Goal: Images are not part of the copy; write out the rest of the data exactly as given.

----

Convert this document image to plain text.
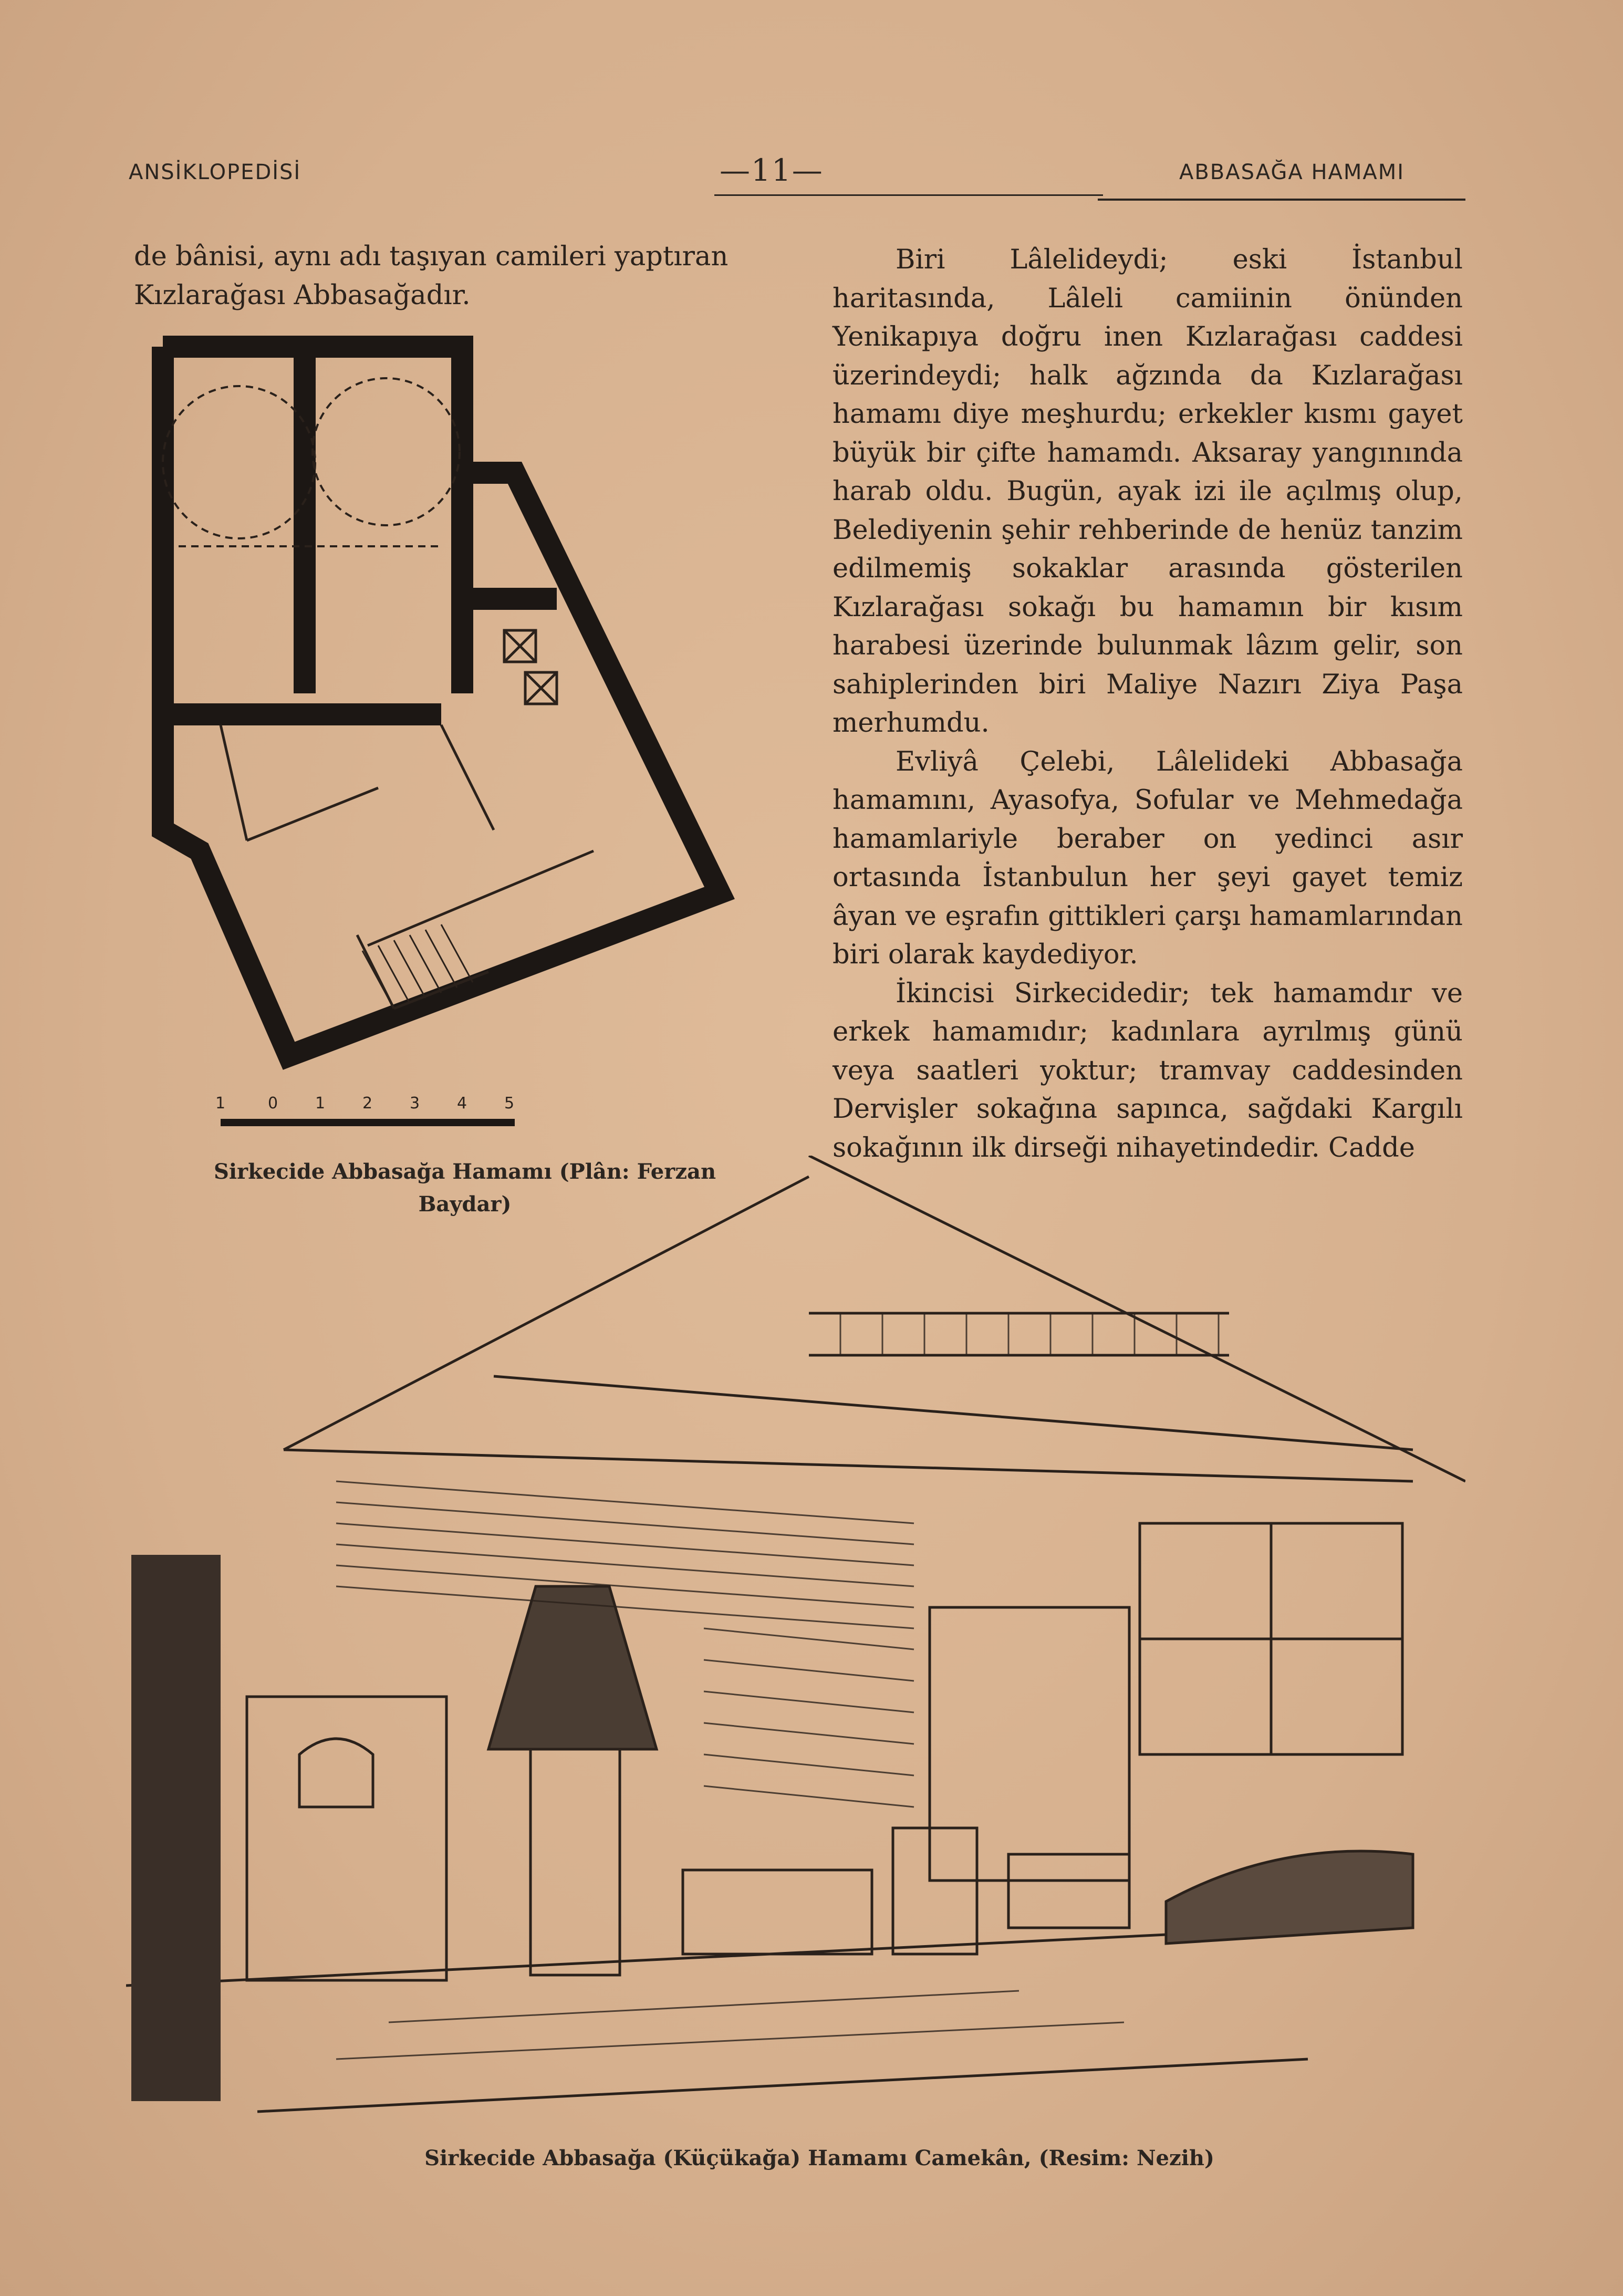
ANSİKLOPEDİSİ	—11—	ABBASAĞA HAMAMI

de bânisi, aynı adı taşıyan camileri yaptıran

Kızlarağası Abbasağadır.

Biri Lâlelideydi; eski İstanbul haritasında, Lâleli camiinin önünden Yenikapıya doğru inen Kızlarağası caddesi üzerindeydi; halk ağzında da Kızlarağası hamamı diye meşhurdu; erkekler kısmı gayet büyük bir çifte hamamdı. Aksaray yangınında harab oldu. Bugün, ayak izi ile açılmış olup, Belediyenin şehir rehberinde de henüz tanzim edilmemiş sokaklar arasında gösterilen Kızlarağası sokağı bu hamamın bir kısım harabesi üzerinde bulunmak lâzım gelir, son sahiplerinden biri Maliye Nazırı Ziya Paşa merhumdu.

Evliyâ Çelebi, Lâlelideki Abbasağa hamamını, Ayasofya, Sofular ve Mehmedağa hamamlariyle beraber on yedinci asır ortasında İstanbulun her şeyi gayet temiz âyan ve eşrafın gittikleri çarşı hamamlarından biri olarak kaydediyor.

İkincisi Sirkecidedir; tek hamamdır ve erkek hamamıdır; kadınlara ayrılmış günü veya saatleri yoktur; tramvay caddesinden Dervişler sokağına sapınca, sağdaki Kargılı sokağının ilk dirseği nihayetindedir. Cadde

1	0 1 2 3 4 5
Sirkecide Abbasağa Hamamı (Plân: Ferzan Baydar)
Sirkecide Abbasağa (Küçükağa) Hamamı Camekân, (Resim: Nezih)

----

Final answer:
Convert this document image to plain text.
ANSİKLOPEDİSİ	—11—	ABBASAĞA HAMAMI

de bânisi, aynı adı taşıyan camileri yaptıran

Kızlarağası Abbasağadır.

Biri Lâlelideydi; eski İstanbul haritasında, Lâleli camiinin önünden Yenikapıya doğru inen Kızlarağası caddesi üzerindeydi; halk ağzında da Kızlarağası hamamı diye meşhurdu; erkekler kısmı gayet büyük bir çifte hamamdı. Aksaray yangınında harab oldu. Bugün, ayak izi ile açılmış olup, Belediyenin şehir rehberinde de henüz tanzim edilmemiş sokaklar arasında gösterilen Kızlarağası sokağı bu hamamın bir kısım harabesi üzerinde bulunmak lâzım gelir, son sahiplerinden biri Maliye Nazırı Ziya Paşa merhumdu.

Evliyâ Çelebi, Lâlelideki Abbasağa hamamını, Ayasofya, Sofular ve Mehmedağa hamamlariyle beraber on yedinci asır ortasında İstanbulun her şeyi gayet temiz âyan ve eşrafın gittikleri çarşı hamamlarından biri olarak kaydediyor.

İkincisi Sirkecidedir; tek hamamdır ve erkek hamamıdır; kadınlara ayrılmış günü veya saatleri yoktur; tramvay caddesinden Dervişler sokağına sapınca, sağdaki Kargılı sokağının ilk dirseği nihayetindedir. Cadde

1	0 1 2 3 4 5
Sirkecide Abbasağa Hamamı (Plân: Ferzan Baydar)
Sirkecide Abbasağa (Küçükağa) Hamamı Camekân, (Resim: Nezih)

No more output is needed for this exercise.